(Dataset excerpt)
··········
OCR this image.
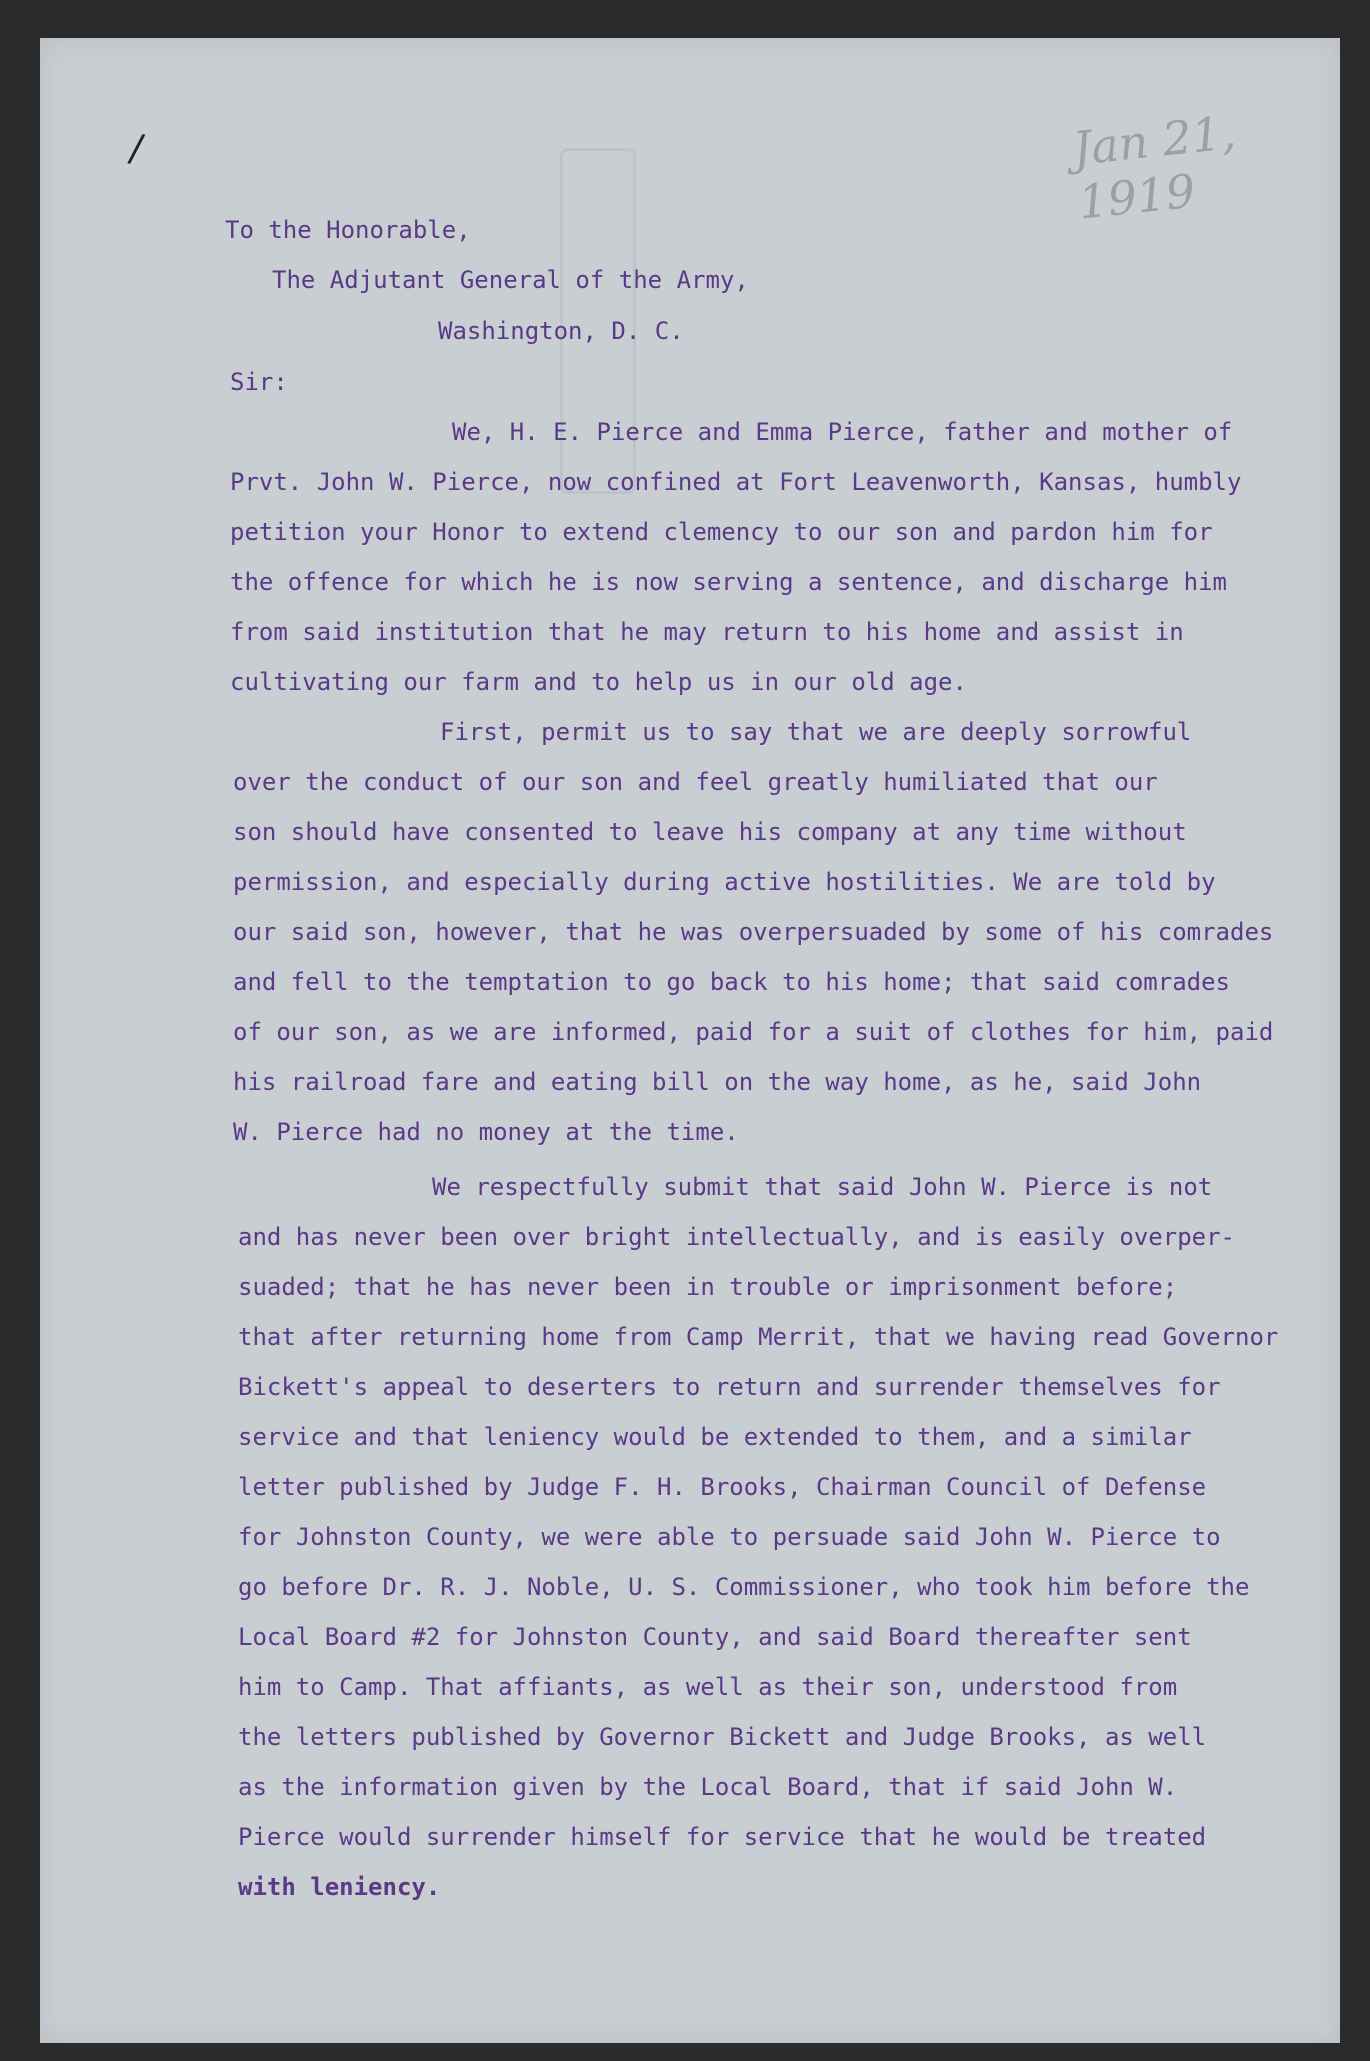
/	Jan 21, 1919

To the Honorable,

The Adjutant General of the Army,

Washington, D. C.

Sir:

We, H. E. Pierce and Emma Pierce, father and mother of

Prvt. John W. Pierce, now confined at Fort Leavenworth, Kansas, humbly

petition your Honor to extend clemency to our son and pardon him for

the offence for which he is now serving a sentence, and discharge him

from said institution that he may return to his home and assist in

cultivating our farm and to help us in our old age.

First, permit us to say that we are deeply sorrowful

over the conduct of our son and feel greatly humiliated that our

son should have consented to leave his company at any time without

permission, and especially during active hostilities. We are told by

our said son, however, that he was overpersuaded by some of his comrades

and fell to the temptation to go back to his home; that said comrades

of our son, as we are informed, paid for a suit of clothes for him, paid

his railroad fare and eating bill on the way home, as he, said John

W. Pierce had no money at the time.

We respectfully submit that said John W. Pierce is not

and has never been over bright intellectually, and is easily overper-

suaded; that he has never been in trouble or imprisonment before;

that after returning home from Camp Merrit, that we having read Governor

Bickett's appeal to deserters to return and surrender themselves for

service and that leniency would be extended to them, and a similar

letter published by Judge F. H. Brooks, Chairman Council of Defense

for Johnston County, we were able to persuade said John W. Pierce to

go before Dr. R. J. Noble, U. S. Commissioner, who took him before the

Local Board #2 for Johnston County, and said Board thereafter sent

him to Camp. That affiants, as well as their son, understood from

the letters published by Governor Bickett and Judge Brooks, as well

as the information given by the Local Board, that if said John W.

Pierce would surrender himself for service that he would be treated

with leniency.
··········
__Directions__:
Look over the listing above. Pick out and copy every line that includes "Johnston".

__Complete output__:
for Johnston County, we were able to persuade said John W. Pierce to
Local Board #2 for Johnston County, and said Board thereafter sent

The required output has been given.